**OBJECTIVE:** Only the number is needed: how many lines of the records include "Deaths"?

(Items from a dataset)
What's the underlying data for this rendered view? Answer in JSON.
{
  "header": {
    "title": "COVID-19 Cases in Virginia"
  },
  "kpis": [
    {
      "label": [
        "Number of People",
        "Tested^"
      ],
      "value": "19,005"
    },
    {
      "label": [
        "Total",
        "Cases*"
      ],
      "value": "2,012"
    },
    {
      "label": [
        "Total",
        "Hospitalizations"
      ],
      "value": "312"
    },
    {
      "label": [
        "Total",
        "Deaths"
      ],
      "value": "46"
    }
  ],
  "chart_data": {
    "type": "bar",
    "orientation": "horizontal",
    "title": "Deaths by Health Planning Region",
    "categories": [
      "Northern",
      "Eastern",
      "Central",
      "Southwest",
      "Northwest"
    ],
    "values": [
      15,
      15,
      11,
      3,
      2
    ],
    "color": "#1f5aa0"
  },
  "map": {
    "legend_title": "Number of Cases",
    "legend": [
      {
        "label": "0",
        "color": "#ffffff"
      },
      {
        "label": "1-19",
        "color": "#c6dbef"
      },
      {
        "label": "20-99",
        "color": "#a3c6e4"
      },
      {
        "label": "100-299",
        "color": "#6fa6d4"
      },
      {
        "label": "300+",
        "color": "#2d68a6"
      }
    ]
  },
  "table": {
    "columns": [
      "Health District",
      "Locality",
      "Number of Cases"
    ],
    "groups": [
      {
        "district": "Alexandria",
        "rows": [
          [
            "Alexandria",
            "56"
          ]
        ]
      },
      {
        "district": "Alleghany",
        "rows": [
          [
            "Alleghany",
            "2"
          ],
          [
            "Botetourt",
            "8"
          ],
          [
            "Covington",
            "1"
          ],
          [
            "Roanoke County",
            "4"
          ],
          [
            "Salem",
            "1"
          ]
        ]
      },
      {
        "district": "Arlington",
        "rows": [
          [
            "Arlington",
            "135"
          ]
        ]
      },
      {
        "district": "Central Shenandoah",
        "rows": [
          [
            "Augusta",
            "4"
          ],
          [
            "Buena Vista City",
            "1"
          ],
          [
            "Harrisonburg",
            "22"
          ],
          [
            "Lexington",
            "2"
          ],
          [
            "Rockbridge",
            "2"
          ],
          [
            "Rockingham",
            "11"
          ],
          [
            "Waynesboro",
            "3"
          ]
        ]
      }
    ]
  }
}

**RESPONSE TO THIS EXERCISE:** 2